#### [Text block]
SOUTH PAYS IN RORC TRANSATLANTIC RACE

Written by on November 29, 2017

The record fleet in the RORC Transatlantic Race (1st leg of the westbound Atlantic Anniversary Regatta) have been at sea for five days now, and all of the 22 yachts still racing have turned their bows south towards Camper & Nicholsons Port Louis Marina on the spice island of Grenada.

The majority of the fleet have yet to cross a long ridge of high pressure extending from the Canary Islands across the Atlantic to reach the northeast tradewinds. Over the next day or so, one of the biggest tactical decisions will play out in the 3,000 mile offshore race; crossing this area of light winds as quickly as possible will be richly rewarded. Leaders are beginning to emerge in the relative classes and the line honours leader, CQS has a virtual opponent to contend with.

In the early hours of day 5, Eric de Turckheim’s French Nivelt Muratet 54 Teasing Machine and Bo Teichmann & Thomas Jungblut’s German Elliott 52 Outsider were the first to alter course south to cross the ITCZ. In the leading Maxis, Jochen Bovenkamp’s Marten 72 Aragon was the first to dive south, followed by Canadian Southern Wind Sorceress, skippered by Daniel Stump.

#### [Directives]
1. According to the race report, how many yachts are still racing?
2. In the race report, rewrite the passage starting at "SOUTH PAYS IN" and ending at "island of Grenada.", changing "spice island" to "Caribbean island".

#### [Listed entries]
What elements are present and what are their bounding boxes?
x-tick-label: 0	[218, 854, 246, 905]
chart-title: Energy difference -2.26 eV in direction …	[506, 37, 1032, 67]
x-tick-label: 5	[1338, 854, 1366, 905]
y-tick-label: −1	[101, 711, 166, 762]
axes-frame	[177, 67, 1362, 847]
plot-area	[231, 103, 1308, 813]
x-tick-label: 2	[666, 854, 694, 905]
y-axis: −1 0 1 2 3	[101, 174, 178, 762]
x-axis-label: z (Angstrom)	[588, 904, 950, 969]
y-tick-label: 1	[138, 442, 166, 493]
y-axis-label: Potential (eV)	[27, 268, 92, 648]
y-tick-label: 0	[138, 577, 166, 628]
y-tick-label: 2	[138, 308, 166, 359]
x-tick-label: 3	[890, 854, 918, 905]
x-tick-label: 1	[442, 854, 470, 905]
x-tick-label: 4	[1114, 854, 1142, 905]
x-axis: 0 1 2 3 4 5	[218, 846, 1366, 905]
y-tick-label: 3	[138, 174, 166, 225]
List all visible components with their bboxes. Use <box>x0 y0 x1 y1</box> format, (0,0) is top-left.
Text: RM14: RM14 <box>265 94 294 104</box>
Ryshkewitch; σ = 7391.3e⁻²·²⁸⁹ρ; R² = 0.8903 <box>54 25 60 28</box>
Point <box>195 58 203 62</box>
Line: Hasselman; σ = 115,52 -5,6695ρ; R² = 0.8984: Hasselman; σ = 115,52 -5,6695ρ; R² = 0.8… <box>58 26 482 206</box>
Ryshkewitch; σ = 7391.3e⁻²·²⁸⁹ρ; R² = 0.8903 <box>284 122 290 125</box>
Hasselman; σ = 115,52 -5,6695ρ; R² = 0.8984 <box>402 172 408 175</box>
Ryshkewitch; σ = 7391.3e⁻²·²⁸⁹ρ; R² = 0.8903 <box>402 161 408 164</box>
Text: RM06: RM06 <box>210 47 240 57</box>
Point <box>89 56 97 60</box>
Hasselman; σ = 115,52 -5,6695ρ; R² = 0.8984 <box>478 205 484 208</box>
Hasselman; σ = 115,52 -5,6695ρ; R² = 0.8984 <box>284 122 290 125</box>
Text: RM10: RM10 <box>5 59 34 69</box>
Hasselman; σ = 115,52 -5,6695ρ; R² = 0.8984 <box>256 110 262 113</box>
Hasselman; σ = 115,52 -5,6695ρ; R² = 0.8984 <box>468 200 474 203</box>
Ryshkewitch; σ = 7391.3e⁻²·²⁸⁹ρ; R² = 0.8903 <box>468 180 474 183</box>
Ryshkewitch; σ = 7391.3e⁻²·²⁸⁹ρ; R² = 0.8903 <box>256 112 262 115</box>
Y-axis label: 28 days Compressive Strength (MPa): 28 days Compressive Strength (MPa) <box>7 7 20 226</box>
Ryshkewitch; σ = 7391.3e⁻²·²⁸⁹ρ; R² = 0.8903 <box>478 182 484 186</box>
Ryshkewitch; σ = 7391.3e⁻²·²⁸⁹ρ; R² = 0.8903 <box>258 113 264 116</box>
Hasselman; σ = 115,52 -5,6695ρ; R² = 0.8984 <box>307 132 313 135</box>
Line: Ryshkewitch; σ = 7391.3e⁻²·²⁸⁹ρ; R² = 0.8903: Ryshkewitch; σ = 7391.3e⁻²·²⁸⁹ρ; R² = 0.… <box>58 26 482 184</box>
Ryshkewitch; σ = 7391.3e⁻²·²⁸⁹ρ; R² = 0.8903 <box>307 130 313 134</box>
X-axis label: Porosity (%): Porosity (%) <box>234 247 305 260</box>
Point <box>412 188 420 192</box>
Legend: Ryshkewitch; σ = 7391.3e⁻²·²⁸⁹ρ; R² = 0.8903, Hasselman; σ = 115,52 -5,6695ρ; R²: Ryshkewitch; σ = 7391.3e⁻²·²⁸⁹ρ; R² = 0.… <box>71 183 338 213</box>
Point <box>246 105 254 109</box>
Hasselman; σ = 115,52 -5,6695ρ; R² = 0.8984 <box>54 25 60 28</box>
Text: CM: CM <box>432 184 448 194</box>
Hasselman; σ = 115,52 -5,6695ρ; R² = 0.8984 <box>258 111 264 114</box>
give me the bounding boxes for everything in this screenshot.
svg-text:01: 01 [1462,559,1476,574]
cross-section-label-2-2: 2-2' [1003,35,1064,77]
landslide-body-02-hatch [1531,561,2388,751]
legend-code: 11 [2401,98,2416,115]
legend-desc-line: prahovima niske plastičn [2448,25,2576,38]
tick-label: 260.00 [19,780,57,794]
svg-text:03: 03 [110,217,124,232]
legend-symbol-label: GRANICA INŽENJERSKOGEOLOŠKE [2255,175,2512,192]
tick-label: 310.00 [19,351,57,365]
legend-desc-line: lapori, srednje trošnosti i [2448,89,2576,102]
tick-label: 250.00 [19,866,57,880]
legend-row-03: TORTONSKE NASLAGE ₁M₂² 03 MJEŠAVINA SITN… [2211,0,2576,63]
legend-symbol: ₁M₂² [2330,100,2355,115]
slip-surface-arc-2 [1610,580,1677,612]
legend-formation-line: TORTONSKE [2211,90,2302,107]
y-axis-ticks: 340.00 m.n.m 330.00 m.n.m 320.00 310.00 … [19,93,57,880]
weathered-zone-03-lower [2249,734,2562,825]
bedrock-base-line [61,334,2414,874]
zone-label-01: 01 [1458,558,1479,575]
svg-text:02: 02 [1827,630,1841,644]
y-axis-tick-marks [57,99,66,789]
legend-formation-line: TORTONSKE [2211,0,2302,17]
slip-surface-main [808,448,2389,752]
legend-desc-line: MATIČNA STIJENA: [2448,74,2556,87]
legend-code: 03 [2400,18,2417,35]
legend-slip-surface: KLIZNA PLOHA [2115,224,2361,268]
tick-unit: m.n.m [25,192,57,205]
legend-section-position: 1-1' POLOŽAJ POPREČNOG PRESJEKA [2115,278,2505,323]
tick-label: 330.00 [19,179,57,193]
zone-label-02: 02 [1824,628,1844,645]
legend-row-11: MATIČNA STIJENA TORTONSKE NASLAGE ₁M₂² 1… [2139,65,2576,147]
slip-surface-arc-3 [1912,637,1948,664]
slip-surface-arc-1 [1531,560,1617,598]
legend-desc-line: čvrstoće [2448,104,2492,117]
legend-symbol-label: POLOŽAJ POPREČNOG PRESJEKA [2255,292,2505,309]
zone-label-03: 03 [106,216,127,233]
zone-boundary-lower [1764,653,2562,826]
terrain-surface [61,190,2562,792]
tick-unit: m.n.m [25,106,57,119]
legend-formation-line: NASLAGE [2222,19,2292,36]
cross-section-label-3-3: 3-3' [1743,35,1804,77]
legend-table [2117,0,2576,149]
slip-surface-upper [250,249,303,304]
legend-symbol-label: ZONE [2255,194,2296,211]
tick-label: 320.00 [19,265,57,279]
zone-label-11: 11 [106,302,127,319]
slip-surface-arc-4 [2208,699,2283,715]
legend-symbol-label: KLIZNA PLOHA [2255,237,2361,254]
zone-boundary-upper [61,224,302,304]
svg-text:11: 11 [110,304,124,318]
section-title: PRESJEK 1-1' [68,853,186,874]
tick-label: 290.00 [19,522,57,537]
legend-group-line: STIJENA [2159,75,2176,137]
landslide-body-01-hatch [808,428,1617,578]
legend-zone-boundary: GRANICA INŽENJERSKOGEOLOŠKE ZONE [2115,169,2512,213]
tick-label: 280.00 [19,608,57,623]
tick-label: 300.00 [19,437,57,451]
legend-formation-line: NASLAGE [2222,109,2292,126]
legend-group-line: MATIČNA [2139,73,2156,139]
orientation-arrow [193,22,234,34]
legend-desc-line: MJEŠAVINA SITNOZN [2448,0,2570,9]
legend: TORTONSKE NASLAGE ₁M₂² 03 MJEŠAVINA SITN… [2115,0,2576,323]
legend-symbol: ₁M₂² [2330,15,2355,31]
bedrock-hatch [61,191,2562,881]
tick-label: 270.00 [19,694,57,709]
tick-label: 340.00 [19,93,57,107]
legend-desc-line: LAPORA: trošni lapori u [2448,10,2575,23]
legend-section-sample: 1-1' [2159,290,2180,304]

#### [Exercise solutions]
1. 22 yachts are still racing.

2.
SOUTH PAYS IN RORC TRANSATLANTIC RACE

Written by on November 29, 2017

The record fleet in the RORC Transatlantic Race (1st leg of the westbound Atlantic Anniversary Regatta) have been at sea for five days now, and all of the 22 yachts still racing have turned their bows south towards Camper & Nicholsons Port Louis Marina on the Caribbean island of Grenada.